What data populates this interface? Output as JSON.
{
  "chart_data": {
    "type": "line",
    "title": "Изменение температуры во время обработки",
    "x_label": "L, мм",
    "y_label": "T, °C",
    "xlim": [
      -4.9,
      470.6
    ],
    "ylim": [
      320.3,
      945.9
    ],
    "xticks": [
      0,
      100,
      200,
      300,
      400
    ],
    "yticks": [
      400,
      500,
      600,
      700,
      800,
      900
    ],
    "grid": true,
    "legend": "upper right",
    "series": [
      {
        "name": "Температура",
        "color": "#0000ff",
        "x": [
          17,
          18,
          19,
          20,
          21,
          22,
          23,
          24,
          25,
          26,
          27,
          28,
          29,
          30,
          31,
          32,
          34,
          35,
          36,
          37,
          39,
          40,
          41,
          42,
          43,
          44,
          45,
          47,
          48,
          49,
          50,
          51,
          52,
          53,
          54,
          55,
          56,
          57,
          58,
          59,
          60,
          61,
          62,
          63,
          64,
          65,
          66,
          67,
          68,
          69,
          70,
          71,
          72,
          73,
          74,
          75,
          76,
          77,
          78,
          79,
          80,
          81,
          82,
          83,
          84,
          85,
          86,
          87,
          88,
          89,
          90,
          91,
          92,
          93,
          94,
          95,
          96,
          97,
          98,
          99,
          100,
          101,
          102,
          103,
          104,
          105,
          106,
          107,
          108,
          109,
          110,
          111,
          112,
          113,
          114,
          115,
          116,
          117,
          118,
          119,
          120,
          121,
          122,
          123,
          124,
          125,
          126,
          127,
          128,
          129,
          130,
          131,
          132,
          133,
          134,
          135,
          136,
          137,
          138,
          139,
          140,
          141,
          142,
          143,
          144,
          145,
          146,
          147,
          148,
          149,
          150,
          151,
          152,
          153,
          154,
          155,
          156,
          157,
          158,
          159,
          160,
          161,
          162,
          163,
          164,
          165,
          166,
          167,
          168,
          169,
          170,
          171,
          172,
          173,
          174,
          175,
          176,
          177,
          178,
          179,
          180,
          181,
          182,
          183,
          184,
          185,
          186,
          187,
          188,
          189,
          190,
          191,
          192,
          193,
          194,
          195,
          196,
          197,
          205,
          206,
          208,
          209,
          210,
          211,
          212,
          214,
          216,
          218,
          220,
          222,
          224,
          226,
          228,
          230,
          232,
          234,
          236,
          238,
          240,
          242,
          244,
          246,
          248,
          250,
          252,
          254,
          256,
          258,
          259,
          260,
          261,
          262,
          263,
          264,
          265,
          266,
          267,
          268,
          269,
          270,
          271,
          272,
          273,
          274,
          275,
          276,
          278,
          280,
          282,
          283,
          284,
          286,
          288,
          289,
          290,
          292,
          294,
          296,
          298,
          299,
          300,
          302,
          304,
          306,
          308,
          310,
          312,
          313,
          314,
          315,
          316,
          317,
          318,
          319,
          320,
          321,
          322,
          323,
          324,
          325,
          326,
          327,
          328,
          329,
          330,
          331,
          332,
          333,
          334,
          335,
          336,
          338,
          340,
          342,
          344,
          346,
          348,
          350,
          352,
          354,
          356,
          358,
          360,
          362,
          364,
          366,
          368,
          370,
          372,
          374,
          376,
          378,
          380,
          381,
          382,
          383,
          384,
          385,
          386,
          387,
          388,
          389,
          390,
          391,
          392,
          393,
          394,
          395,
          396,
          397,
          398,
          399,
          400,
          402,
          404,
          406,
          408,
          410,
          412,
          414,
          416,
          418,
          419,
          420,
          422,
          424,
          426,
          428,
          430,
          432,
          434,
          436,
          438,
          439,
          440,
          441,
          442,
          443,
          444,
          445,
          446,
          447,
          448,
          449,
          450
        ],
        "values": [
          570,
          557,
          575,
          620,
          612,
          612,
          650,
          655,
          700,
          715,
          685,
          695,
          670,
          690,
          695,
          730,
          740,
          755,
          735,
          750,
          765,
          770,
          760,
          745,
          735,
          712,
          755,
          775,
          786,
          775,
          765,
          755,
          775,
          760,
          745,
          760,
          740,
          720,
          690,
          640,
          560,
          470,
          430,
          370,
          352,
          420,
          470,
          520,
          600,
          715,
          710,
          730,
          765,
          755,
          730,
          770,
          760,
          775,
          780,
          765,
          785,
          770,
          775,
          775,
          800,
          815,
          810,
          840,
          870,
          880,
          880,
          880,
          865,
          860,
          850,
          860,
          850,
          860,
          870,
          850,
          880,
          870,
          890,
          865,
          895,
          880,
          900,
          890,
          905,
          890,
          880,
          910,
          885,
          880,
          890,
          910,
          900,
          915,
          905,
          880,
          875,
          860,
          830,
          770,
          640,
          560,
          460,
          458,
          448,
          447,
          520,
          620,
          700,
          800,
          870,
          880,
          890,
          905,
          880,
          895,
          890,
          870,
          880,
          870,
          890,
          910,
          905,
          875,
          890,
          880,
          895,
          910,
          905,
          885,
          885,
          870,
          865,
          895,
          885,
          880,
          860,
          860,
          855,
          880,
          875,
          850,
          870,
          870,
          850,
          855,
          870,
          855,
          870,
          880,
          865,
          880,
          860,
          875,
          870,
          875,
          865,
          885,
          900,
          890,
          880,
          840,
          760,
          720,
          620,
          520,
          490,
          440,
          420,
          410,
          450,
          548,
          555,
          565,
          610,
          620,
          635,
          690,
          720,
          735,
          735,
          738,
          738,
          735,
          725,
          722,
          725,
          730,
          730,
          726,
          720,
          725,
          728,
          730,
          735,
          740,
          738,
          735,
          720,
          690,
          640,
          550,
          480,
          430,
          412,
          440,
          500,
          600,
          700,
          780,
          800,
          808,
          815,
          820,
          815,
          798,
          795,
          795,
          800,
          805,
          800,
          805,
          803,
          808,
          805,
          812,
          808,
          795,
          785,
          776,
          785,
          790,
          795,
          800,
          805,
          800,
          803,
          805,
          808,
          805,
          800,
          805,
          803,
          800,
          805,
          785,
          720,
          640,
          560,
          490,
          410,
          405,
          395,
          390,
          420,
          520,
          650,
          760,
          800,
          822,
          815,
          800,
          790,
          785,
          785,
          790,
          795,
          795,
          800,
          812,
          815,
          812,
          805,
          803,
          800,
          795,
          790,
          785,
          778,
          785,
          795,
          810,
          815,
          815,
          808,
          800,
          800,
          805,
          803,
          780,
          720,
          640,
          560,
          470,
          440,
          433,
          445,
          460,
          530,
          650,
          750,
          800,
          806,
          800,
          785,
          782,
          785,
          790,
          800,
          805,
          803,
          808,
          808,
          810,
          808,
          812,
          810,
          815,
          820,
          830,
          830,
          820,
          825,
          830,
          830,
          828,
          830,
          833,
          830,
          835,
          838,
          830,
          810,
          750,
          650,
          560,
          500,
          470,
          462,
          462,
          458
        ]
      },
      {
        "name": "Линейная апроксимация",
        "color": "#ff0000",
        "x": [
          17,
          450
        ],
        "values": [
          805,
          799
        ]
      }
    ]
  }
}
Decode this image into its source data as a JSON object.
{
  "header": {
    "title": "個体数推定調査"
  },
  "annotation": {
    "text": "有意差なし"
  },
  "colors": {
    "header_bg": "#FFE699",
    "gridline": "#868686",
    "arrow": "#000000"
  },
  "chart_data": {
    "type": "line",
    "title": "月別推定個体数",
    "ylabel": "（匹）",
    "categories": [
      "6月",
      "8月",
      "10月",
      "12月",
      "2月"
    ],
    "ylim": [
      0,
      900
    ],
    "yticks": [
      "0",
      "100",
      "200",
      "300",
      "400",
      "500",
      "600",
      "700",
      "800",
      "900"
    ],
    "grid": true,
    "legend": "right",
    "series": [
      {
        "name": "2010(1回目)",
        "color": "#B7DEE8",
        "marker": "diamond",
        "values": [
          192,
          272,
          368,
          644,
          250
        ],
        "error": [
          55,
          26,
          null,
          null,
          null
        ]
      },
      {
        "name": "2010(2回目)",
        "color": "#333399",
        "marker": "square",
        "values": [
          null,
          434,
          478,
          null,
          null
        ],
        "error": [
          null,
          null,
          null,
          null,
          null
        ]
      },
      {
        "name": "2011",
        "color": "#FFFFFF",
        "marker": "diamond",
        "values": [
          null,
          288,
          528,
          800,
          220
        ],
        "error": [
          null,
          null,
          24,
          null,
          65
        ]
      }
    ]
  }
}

● WORK INSTRUCTIONS: Give back only a number, the number of lines where the string "this" occurs.

● FINISHED EXERCISE: 2